**Task item:** The result should be every line in the data below that carries the string "Total".

**Material supplied:**
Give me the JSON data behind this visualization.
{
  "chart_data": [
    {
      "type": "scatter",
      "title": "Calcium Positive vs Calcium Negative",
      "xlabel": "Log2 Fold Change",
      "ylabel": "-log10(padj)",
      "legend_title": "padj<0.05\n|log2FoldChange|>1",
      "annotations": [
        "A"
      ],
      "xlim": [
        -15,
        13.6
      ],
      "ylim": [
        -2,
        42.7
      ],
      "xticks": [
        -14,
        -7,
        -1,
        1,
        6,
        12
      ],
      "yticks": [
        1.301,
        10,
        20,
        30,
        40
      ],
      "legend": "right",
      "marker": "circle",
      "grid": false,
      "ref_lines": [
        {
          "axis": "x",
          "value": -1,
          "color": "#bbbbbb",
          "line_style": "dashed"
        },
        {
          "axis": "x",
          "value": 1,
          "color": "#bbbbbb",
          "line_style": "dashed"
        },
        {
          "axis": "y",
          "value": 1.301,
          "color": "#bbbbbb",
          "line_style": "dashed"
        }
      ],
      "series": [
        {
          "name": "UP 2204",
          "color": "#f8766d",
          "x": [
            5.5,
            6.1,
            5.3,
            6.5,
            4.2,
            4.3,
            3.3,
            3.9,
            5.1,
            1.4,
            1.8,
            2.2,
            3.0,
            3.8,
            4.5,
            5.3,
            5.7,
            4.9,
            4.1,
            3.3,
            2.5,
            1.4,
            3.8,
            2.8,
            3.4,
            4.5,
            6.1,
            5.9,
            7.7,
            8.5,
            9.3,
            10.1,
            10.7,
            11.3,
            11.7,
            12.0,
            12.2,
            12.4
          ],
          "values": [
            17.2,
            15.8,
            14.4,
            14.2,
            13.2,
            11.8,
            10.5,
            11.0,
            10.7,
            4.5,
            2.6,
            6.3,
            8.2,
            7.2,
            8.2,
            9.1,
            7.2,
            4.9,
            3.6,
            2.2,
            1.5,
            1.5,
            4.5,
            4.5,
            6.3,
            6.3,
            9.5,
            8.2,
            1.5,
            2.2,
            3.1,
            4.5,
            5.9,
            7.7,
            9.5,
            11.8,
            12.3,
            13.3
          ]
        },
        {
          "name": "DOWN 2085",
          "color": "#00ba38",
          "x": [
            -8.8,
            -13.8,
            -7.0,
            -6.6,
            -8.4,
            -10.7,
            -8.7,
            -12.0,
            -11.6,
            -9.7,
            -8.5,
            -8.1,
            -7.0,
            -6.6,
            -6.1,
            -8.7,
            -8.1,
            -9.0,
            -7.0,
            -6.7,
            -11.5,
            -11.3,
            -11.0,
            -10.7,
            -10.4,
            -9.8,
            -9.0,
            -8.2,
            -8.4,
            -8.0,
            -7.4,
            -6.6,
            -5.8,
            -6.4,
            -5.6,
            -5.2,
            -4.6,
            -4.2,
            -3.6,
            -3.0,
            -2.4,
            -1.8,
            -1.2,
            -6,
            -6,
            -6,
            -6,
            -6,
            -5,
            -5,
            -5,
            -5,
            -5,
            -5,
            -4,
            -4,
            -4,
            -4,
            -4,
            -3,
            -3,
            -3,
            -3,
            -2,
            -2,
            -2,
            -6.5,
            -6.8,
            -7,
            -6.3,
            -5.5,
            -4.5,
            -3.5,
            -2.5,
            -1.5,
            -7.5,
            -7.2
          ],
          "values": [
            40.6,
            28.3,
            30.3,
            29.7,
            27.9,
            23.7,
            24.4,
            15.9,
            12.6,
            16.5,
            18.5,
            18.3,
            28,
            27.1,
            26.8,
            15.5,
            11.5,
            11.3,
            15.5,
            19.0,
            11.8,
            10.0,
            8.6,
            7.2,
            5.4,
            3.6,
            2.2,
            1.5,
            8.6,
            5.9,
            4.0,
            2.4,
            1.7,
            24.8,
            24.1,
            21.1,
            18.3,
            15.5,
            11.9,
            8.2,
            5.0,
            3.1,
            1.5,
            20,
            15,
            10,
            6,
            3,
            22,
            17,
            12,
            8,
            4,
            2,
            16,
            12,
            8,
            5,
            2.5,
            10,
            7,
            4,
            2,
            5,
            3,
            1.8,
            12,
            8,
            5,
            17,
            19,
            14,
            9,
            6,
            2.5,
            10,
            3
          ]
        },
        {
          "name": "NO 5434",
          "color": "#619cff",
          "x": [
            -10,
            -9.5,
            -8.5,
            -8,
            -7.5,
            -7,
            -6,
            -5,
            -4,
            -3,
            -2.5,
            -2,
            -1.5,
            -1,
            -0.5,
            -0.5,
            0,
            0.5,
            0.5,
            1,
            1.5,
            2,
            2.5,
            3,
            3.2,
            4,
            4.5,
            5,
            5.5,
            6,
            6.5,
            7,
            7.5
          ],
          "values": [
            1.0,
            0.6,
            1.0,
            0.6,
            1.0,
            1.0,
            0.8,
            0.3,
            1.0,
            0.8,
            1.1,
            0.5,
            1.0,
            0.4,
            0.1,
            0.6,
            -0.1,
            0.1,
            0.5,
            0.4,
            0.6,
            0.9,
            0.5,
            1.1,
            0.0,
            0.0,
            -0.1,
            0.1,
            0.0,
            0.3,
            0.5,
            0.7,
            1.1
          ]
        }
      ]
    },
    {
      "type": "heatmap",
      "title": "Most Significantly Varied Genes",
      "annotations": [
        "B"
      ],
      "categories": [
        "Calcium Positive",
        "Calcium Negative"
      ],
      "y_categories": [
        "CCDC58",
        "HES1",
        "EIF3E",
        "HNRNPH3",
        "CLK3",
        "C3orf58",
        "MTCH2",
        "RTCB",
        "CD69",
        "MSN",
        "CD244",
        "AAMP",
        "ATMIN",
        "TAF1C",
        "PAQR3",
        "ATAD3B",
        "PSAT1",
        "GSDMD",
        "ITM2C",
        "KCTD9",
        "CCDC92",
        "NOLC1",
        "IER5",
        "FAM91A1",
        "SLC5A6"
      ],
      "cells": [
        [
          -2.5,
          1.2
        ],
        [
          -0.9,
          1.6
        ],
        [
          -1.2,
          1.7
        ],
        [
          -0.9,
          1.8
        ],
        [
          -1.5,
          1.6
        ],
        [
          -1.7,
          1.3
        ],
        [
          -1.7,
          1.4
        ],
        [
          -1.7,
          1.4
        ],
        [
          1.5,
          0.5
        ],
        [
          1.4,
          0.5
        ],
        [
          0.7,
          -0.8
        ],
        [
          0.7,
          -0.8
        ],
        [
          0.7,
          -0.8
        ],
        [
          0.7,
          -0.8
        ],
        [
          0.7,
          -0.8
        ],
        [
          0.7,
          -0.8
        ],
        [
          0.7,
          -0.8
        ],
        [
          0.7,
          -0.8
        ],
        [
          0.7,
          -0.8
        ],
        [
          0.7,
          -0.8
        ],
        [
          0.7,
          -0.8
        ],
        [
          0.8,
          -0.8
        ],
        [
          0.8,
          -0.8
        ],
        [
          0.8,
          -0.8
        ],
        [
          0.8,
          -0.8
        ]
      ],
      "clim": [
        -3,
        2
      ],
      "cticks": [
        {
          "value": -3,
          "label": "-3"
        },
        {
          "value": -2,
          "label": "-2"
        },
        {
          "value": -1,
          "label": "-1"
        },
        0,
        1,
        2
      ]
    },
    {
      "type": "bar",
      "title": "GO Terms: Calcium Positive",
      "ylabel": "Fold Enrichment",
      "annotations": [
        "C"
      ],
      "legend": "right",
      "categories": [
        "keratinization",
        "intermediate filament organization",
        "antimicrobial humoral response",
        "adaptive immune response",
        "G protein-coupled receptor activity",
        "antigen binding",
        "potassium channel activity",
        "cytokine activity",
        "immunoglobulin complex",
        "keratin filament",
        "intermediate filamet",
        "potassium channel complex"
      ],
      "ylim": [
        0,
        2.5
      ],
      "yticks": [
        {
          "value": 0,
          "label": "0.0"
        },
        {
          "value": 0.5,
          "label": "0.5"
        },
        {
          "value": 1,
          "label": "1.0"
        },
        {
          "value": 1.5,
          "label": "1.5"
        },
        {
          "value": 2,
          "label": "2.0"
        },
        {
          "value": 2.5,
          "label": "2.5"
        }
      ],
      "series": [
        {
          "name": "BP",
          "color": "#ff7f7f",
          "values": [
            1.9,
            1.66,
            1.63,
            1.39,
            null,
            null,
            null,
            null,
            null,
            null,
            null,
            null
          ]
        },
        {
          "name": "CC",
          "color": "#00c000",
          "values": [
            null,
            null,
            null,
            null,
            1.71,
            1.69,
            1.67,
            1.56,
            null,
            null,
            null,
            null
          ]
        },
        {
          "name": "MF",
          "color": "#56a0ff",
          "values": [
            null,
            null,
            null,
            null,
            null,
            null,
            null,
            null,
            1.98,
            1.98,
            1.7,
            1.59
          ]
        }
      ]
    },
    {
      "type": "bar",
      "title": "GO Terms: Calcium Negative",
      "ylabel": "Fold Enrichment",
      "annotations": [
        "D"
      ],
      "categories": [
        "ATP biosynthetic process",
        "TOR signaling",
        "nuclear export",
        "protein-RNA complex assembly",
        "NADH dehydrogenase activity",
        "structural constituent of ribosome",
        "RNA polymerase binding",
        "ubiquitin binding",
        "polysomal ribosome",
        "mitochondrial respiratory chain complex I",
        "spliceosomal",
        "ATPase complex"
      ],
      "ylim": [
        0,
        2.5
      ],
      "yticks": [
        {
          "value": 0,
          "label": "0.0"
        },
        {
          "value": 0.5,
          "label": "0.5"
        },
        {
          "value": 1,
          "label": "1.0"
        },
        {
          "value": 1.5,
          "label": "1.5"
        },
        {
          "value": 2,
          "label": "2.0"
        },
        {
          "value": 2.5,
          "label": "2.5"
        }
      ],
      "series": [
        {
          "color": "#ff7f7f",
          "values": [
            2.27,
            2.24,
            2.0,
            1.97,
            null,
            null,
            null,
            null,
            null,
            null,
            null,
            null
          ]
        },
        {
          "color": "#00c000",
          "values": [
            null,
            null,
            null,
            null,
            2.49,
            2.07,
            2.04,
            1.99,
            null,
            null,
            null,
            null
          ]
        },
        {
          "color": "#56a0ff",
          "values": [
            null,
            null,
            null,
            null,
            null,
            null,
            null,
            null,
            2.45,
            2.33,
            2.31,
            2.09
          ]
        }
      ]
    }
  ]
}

==

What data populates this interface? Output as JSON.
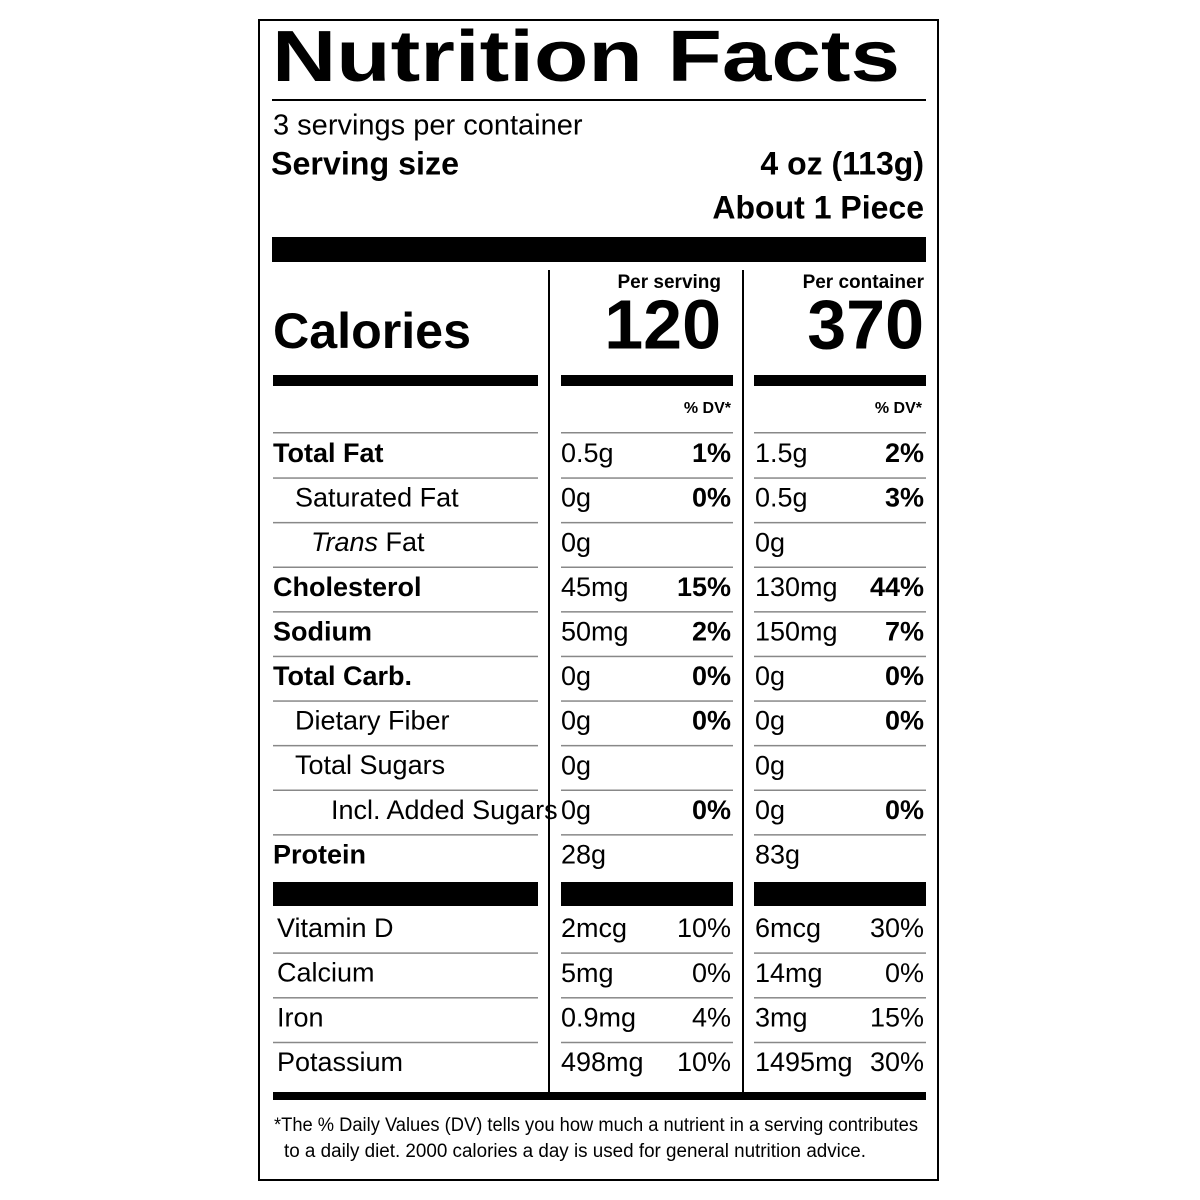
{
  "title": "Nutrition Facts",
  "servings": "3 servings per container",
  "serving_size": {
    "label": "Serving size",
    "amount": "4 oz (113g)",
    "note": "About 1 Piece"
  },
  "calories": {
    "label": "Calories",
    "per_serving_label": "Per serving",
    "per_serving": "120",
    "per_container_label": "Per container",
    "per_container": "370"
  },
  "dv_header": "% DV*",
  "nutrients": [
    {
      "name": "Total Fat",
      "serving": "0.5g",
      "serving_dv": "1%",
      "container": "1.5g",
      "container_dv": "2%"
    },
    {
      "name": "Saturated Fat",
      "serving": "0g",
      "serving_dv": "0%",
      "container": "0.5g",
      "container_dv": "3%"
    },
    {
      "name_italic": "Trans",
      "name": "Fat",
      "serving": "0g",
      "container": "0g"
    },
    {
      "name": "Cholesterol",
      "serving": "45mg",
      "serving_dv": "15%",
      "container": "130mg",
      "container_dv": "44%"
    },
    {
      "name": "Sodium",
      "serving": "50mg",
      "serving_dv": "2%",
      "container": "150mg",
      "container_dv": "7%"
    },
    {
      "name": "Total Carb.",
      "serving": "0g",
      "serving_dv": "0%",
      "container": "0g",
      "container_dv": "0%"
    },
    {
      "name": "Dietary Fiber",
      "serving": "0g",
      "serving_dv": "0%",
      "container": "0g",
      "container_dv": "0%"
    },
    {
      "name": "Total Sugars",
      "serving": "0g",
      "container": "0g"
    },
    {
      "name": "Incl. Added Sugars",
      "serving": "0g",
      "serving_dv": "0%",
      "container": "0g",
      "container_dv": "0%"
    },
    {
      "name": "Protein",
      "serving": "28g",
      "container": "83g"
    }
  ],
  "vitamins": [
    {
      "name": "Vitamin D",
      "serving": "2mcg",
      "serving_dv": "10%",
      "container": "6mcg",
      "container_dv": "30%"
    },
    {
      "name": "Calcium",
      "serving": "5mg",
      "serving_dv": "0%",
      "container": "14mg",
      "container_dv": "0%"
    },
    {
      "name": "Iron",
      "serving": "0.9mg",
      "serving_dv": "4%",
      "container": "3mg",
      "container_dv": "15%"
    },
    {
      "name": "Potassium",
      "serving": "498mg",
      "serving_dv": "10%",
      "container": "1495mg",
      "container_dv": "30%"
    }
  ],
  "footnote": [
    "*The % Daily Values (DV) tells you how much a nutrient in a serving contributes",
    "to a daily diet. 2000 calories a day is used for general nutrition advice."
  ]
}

---

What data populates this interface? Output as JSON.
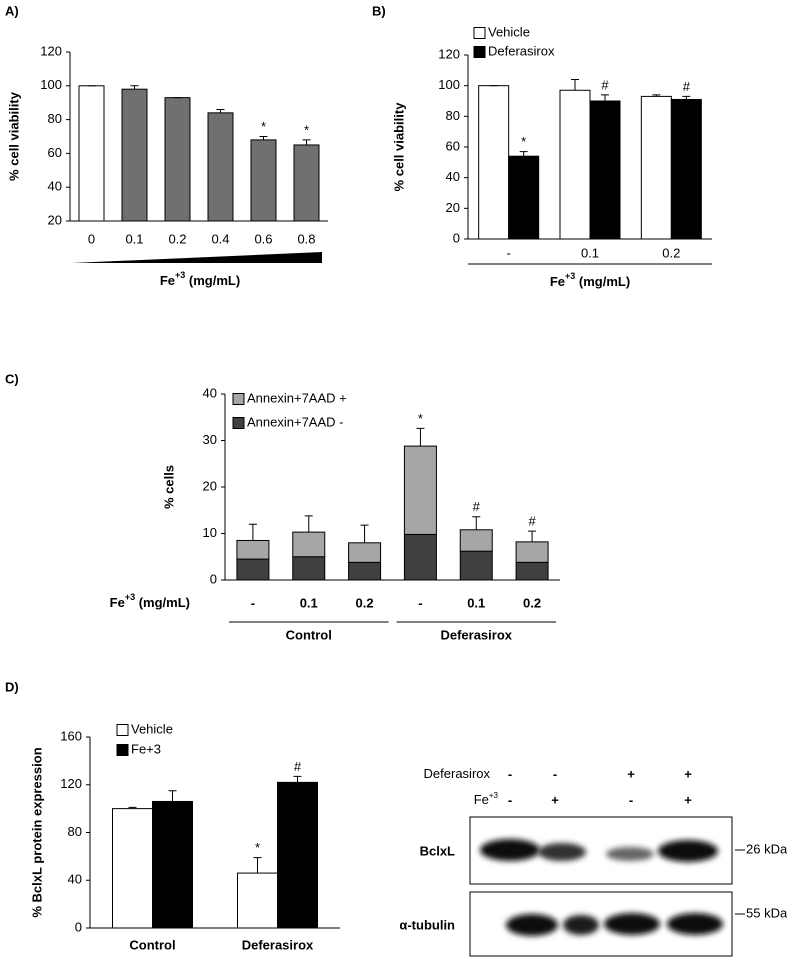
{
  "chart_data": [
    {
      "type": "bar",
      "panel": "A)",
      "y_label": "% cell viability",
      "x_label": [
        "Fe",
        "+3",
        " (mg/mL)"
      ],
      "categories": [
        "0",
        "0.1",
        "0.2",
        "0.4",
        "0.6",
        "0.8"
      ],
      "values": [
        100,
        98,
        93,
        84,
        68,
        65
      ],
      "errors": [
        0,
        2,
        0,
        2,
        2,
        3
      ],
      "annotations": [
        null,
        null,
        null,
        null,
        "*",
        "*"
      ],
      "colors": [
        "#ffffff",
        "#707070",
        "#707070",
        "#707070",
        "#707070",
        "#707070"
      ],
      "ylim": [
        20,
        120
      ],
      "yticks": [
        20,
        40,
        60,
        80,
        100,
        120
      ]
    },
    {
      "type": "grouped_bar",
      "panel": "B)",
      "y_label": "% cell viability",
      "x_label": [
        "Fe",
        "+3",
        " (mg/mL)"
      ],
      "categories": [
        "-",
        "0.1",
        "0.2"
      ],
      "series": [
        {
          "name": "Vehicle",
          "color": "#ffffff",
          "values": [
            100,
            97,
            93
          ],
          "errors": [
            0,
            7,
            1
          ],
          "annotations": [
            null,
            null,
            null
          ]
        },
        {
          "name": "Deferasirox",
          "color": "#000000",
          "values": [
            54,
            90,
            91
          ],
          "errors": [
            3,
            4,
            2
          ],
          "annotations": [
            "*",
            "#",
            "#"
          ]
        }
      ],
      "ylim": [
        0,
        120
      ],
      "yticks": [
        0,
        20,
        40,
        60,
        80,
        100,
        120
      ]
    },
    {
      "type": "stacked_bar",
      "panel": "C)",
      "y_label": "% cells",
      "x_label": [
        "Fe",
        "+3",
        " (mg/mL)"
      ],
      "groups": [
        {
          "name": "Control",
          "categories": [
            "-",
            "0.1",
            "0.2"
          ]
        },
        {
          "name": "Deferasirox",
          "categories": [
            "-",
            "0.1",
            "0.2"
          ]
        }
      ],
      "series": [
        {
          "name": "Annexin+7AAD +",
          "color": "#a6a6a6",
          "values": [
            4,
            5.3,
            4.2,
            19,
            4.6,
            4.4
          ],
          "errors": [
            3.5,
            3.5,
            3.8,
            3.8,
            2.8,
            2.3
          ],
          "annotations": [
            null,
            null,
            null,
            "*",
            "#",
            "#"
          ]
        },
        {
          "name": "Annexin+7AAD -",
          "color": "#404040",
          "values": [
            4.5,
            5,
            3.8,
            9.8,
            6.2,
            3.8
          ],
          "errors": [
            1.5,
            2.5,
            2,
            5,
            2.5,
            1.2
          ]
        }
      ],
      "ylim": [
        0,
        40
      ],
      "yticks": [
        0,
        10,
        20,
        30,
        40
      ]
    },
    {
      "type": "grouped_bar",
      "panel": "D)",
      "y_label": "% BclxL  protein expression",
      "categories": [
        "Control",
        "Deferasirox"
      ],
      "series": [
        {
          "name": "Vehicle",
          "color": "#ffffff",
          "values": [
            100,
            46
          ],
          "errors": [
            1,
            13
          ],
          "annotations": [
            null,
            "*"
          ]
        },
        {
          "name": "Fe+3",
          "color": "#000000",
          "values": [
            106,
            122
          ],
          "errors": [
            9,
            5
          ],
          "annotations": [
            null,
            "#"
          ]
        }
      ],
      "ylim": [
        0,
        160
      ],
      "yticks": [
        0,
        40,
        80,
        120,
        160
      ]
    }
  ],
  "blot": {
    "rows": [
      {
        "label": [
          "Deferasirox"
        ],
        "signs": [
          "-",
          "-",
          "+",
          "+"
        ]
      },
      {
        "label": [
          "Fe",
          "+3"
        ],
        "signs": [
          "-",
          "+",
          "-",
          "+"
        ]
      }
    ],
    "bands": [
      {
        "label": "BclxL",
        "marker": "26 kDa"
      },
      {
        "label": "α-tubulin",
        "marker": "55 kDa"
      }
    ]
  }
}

**Answer to the problem:**
      "name": "Total Fat",
      "name": "Total Carb.",
      "name": "Total Sugars",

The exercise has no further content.